- [Hedefler]:
a. Türkçe üzerine söyleşiye göre dilimiz hangi yıllarda yürütülen dil siyasetinden büyük zarar gördü?
b. Türkçe üzerine söyleşide ıslah edici çalışmaların başarılı sonuç vermesi için dilin dikkate alınması gereken yönleri nelerdir? Hepsini sıralayın.
c. Türkçe üzerine söyleşiden "C: Dilimiz 1930’larda, 1940’larda" ifadesiyle başlayıp "yapan tek Türkiye’dir!" ifadesine kadar, o ifade de dahil olmak üzere uzanan kısmı hiçbir değişiklik yapmadan geri verin.

- [Metin Bölümü]:
_ _ _ _ _ _ _

D. Mehmet Doğan ile Türkçe Üzerine

S- Türkiye’de gittikçe büyüyen bir dil meselemiz var: “Dilde yozlaşma”. Konuşma dilinden akademik dile kadar yaygın olan bu problemin çözümüne dair neler yapılabilir?

C: Dilimiz 1930’larda, 1940’larda yürütülen dil siyasetinden büyük zarar gördü. Yerleşmiş, oturmuş bir yapının adeta temelinden tuğlalar çekilmeye başlandı. Güya dilimizi tahkim maksatlı bu müdahaleler dil gerçeği göz ardı edilerek yapıldı.

Tesirleri günümüze gelen bu müdahalelerin hâlâ da “inkılap” veya “devrim” olarak yüceltilmesi meselenin esasını teşkil eder. Dilde devrim olmaz, inkılap olmaz. Belki ıslah edici çalışmalar yapılabilir. Bu da ancak dilin hem yapısı, tekniği hem ruhu dikkate alınarak uygulanırsa başarılı sonuçlar verir. Elbette ilim, fikir ve edebiyat adamları eliyle. Dil ıslahı, reformu yapan ülkeler vardır, fakat “dil devrimi” yapan tek Türkiye’dir!

_ _ _ _ _ _ _

- [Sağlanan Veriler]:

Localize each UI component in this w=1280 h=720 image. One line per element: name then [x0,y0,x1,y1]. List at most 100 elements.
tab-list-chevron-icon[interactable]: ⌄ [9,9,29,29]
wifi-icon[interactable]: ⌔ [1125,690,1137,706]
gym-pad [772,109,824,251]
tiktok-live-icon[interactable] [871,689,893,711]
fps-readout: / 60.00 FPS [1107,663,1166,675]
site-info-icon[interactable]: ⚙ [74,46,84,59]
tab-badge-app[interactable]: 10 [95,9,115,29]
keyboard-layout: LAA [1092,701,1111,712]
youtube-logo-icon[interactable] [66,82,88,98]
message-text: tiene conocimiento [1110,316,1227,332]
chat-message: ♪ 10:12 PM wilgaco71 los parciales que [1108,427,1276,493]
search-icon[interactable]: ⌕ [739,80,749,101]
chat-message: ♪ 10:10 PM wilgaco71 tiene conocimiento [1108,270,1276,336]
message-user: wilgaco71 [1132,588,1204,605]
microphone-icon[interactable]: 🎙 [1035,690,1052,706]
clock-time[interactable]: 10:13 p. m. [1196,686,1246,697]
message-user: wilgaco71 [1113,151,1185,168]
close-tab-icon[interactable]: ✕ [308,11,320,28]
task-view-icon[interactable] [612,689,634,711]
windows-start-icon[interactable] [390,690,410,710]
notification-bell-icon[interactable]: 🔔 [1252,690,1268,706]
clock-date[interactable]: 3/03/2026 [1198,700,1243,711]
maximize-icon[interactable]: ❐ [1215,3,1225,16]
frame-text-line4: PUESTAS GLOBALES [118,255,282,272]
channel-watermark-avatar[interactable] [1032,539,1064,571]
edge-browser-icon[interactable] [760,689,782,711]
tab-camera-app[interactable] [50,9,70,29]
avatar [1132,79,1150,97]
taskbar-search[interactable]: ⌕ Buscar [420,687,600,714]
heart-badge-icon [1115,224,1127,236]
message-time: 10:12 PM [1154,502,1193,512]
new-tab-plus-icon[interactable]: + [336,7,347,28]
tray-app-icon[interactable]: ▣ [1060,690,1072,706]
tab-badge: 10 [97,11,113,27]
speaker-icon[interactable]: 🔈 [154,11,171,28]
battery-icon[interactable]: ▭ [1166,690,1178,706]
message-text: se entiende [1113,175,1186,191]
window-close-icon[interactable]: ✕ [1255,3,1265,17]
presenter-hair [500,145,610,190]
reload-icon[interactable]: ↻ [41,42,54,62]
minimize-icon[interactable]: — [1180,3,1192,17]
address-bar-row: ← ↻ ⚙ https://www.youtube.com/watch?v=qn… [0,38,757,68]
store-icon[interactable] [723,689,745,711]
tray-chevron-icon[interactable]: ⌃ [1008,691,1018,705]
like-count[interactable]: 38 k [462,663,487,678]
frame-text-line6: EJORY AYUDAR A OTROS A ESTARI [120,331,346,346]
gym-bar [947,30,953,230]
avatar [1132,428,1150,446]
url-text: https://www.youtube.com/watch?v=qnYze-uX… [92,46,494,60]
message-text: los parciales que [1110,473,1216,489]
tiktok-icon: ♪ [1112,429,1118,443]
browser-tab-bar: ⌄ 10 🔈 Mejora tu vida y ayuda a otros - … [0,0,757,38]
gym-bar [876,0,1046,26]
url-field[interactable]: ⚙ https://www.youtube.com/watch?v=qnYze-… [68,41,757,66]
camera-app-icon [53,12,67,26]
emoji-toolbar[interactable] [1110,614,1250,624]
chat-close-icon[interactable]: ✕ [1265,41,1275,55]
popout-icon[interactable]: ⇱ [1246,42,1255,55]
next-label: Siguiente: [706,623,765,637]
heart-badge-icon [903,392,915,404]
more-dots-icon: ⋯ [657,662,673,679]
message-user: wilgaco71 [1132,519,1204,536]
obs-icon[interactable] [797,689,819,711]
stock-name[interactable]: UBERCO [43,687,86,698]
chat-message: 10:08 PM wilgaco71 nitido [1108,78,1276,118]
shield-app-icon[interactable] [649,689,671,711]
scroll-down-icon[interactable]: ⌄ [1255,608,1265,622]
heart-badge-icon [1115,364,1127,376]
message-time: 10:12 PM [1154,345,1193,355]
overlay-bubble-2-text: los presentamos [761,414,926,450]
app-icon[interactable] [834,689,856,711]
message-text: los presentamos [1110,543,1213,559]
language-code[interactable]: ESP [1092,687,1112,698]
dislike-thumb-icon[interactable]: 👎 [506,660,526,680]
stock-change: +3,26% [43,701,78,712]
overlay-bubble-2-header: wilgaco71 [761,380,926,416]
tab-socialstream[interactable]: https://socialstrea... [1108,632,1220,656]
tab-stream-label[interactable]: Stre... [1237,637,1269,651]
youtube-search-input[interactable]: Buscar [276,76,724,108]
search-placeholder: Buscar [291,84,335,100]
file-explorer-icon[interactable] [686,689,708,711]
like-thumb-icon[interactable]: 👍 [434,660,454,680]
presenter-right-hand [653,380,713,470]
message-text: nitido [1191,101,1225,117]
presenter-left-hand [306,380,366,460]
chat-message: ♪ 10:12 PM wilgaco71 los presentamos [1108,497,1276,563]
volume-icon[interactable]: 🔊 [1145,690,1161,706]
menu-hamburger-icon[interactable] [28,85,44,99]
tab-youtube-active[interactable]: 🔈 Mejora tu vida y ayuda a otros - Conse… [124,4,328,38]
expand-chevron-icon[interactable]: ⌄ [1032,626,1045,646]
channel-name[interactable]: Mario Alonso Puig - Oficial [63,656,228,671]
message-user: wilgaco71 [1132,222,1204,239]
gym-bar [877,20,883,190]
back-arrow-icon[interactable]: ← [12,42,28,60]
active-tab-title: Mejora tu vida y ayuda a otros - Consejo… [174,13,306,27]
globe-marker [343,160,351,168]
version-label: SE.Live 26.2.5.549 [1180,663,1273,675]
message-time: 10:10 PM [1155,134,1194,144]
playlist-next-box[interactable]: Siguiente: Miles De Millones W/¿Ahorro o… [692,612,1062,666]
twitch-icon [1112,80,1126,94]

_ _ _ _ _ _ _

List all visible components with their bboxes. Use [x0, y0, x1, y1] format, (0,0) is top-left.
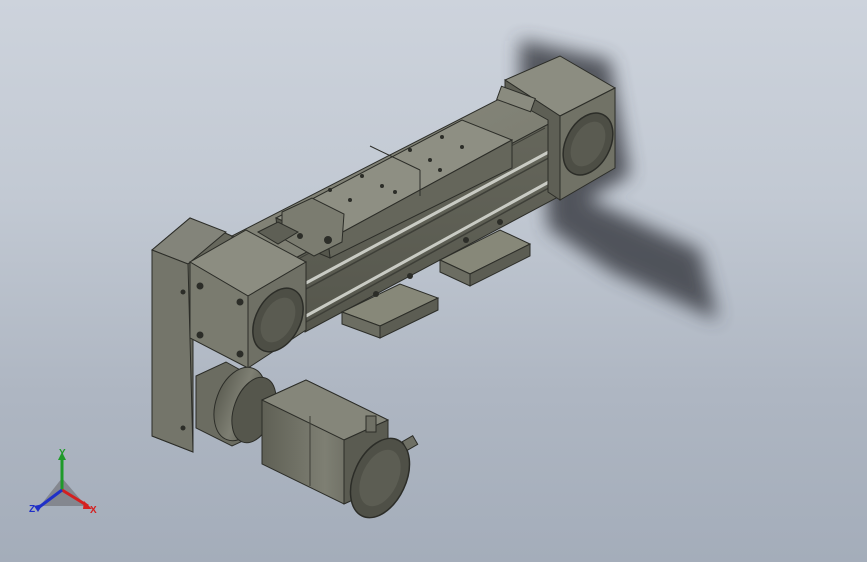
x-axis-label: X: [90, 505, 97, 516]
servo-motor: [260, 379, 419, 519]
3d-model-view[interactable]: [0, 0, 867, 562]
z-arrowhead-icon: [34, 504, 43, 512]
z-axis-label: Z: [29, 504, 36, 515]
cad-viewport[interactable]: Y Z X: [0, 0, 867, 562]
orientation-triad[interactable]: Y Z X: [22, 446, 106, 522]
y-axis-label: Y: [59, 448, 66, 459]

_ _ _ _ _ _ _

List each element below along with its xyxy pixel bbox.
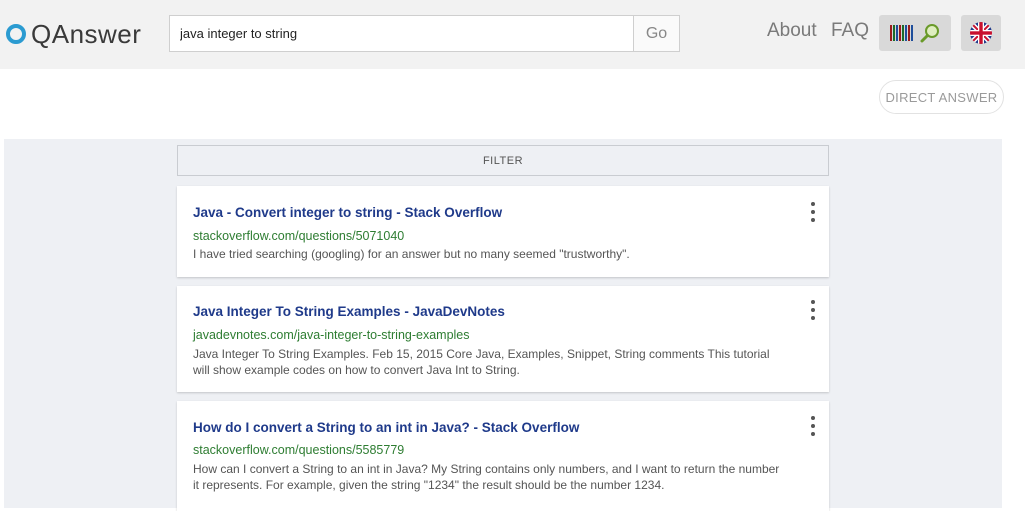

_ _ _ _ _ _ _

- [Görevlere Göre Yanıtlar]:
a. Dilimiz 1930'larda ve 1940'larda yürütülen dil siyasetinden büyük zarar gördü.

b. Dilin yapısı, tekniği ve ruhu.

c.
C: Dilimiz 1930’larda, 1940’larda yürütülen dil siyasetinden büyük zarar gördü. Yerleşmiş, oturmuş bir yapının adeta temelinden tuğlalar çekilmeye başlandı. Güya dilimizi tahkim maksatlı bu müdahaleler dil gerçeği göz ardı edilerek yapıldı.

Tesirleri günümüze gelen bu müdahalelerin hâlâ da “inkılap” veya “devrim” olarak yüceltilmesi meselenin esasını teşkil eder. Dilde devrim olmaz, inkılap olmaz. Belki ıslah edici çalışmalar yapılabilir. Bu da ancak dilin hem yapısı, tekniği hem ruhu dikkate alınarak uygulanırsa başarılı sonuçlar verir. Elbette ilim, fikir ve edebiyat adamları eliyle. Dil ıslahı, reformu yapan ülkeler vardır, fakat “dil devrimi” yapan tek Türkiye’dir!